→ What is being asked: Reproduce every line of the listing as written, apart from the pictures.

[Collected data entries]
· · ·

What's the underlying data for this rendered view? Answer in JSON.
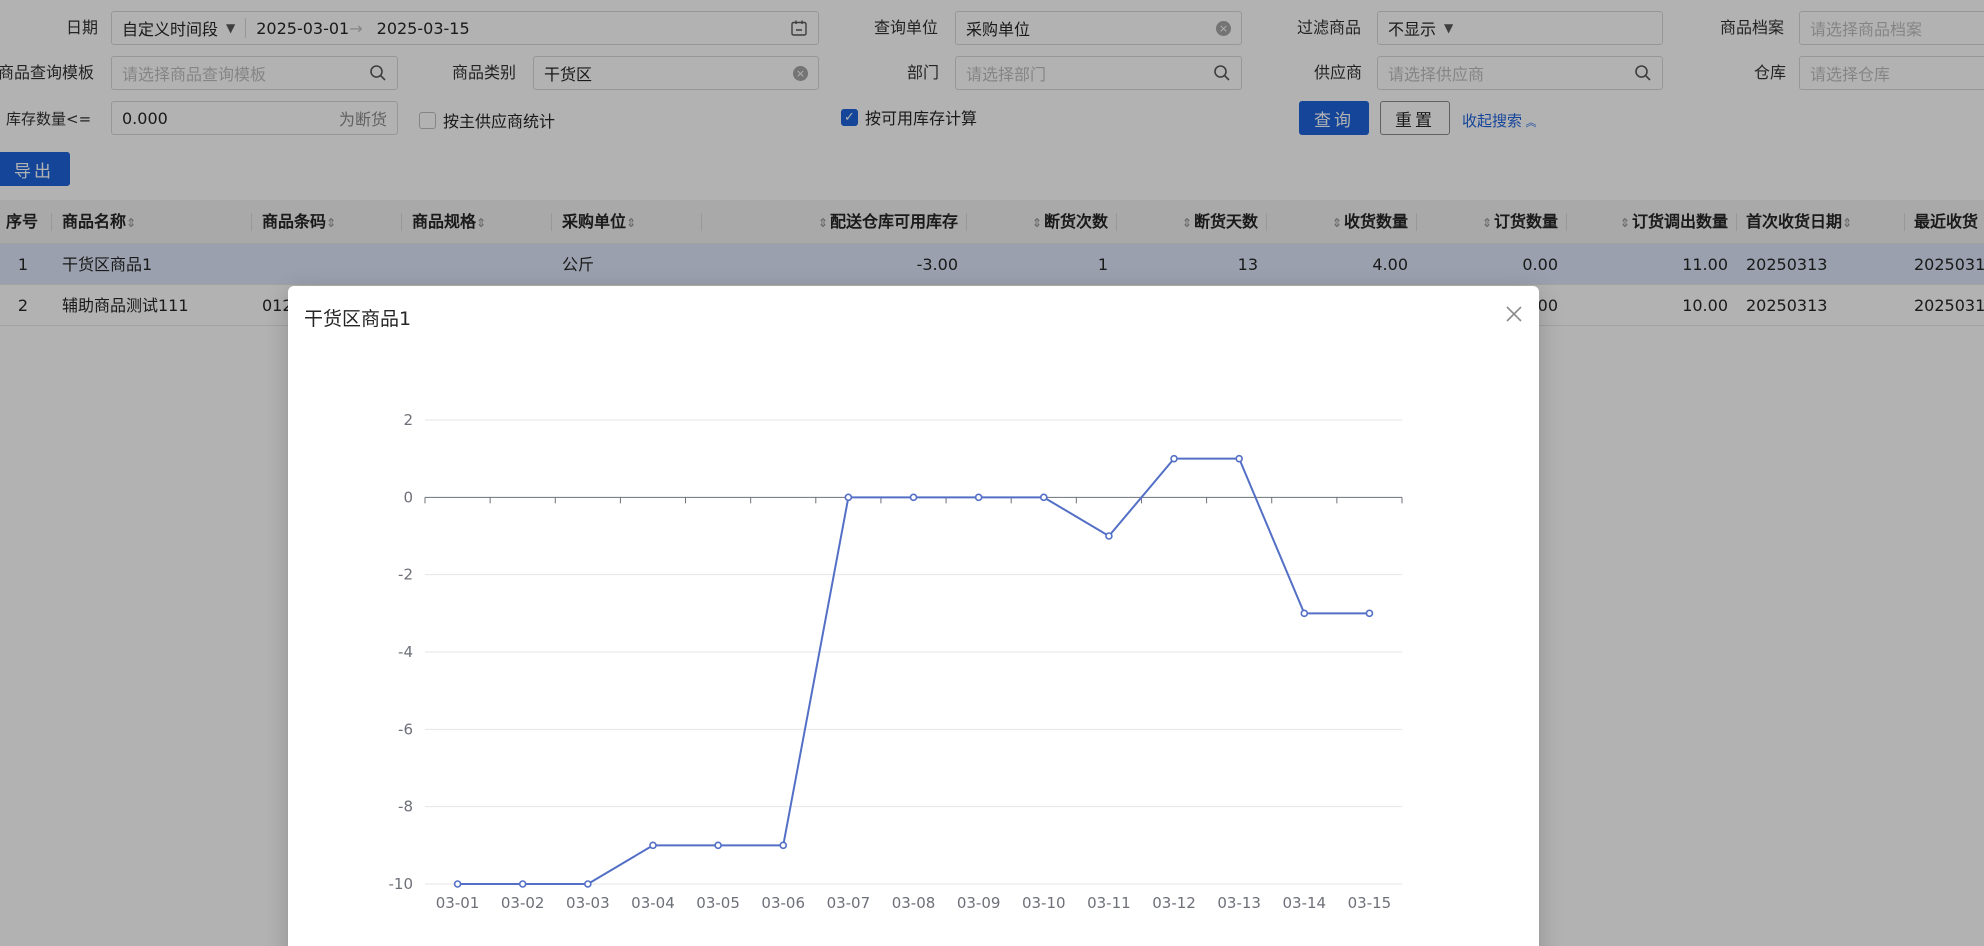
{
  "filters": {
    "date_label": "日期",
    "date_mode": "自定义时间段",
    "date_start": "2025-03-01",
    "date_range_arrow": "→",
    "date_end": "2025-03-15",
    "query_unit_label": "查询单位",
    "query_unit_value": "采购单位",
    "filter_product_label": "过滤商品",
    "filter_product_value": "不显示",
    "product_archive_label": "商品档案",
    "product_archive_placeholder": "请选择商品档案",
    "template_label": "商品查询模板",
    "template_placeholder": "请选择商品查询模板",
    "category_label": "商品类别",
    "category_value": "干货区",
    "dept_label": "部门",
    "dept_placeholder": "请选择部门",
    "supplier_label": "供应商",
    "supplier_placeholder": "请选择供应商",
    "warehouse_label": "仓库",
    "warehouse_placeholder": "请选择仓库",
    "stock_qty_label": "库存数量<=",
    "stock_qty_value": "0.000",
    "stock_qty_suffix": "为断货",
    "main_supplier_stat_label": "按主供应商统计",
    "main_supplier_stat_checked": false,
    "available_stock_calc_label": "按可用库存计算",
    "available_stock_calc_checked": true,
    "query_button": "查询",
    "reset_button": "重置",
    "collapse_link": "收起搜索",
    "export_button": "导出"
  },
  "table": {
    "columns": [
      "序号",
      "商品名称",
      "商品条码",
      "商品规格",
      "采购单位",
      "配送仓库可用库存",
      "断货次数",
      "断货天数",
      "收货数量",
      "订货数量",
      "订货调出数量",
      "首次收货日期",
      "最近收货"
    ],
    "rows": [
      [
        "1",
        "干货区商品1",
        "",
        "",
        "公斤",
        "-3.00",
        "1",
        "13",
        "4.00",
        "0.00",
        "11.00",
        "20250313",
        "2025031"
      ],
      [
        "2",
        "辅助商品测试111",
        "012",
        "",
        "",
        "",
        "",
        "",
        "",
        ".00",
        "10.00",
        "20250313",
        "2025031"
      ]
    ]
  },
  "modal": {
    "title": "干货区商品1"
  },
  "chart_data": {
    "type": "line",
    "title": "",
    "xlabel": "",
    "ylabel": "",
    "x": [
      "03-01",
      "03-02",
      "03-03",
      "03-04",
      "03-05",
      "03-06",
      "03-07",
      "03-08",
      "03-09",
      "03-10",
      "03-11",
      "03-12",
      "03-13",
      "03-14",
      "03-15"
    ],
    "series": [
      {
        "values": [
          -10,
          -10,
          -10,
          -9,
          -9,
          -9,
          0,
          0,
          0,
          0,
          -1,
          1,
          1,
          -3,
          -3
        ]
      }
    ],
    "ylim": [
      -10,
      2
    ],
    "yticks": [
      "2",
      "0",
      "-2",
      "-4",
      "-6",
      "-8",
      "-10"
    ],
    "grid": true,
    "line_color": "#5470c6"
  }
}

· · ·

→ Problem solution:
What's the underlying data for this rendered view? Answer in JSON.
{
  "filters": {
    "date_label": "日期",
    "date_mode": "自定义时间段",
    "date_start": "2025-03-01",
    "date_range_arrow": "→",
    "date_end": "2025-03-15",
    "query_unit_label": "查询单位",
    "query_unit_value": "采购单位",
    "filter_product_label": "过滤商品",
    "filter_product_value": "不显示",
    "product_archive_label": "商品档案",
    "product_archive_placeholder": "请选择商品档案",
    "template_label": "商品查询模板",
    "template_placeholder": "请选择商品查询模板",
    "category_label": "商品类别",
    "category_value": "干货区",
    "dept_label": "部门",
    "dept_placeholder": "请选择部门",
    "supplier_label": "供应商",
    "supplier_placeholder": "请选择供应商",
    "warehouse_label": "仓库",
    "warehouse_placeholder": "请选择仓库",
    "stock_qty_label": "库存数量<=",
    "stock_qty_value": "0.000",
    "stock_qty_suffix": "为断货",
    "main_supplier_stat_label": "按主供应商统计",
    "main_supplier_stat_checked": false,
    "available_stock_calc_label": "按可用库存计算",
    "available_stock_calc_checked": true,
    "query_button": "查询",
    "reset_button": "重置",
    "collapse_link": "收起搜索",
    "export_button": "导出"
  },
  "table": {
    "columns": [
      "序号",
      "商品名称",
      "商品条码",
      "商品规格",
      "采购单位",
      "配送仓库可用库存",
      "断货次数",
      "断货天数",
      "收货数量",
      "订货数量",
      "订货调出数量",
      "首次收货日期",
      "最近收货"
    ],
    "rows": [
      [
        "1",
        "干货区商品1",
        "",
        "",
        "公斤",
        "-3.00",
        "1",
        "13",
        "4.00",
        "0.00",
        "11.00",
        "20250313",
        "2025031"
      ],
      [
        "2",
        "辅助商品测试111",
        "012",
        "",
        "",
        "",
        "",
        "",
        "",
        ".00",
        "10.00",
        "20250313",
        "2025031"
      ]
    ]
  },
  "modal": {
    "title": "干货区商品1"
  },
  "chart_data": {
    "type": "line",
    "title": "",
    "xlabel": "",
    "ylabel": "",
    "x": [
      "03-01",
      "03-02",
      "03-03",
      "03-04",
      "03-05",
      "03-06",
      "03-07",
      "03-08",
      "03-09",
      "03-10",
      "03-11",
      "03-12",
      "03-13",
      "03-14",
      "03-15"
    ],
    "series": [
      {
        "values": [
          -10,
          -10,
          -10,
          -9,
          -9,
          -9,
          0,
          0,
          0,
          0,
          -1,
          1,
          1,
          -3,
          -3
        ]
      }
    ],
    "ylim": [
      -10,
      2
    ],
    "yticks": [
      "2",
      "0",
      "-2",
      "-4",
      "-6",
      "-8",
      "-10"
    ],
    "grid": true,
    "line_color": "#5470c6"
  }
}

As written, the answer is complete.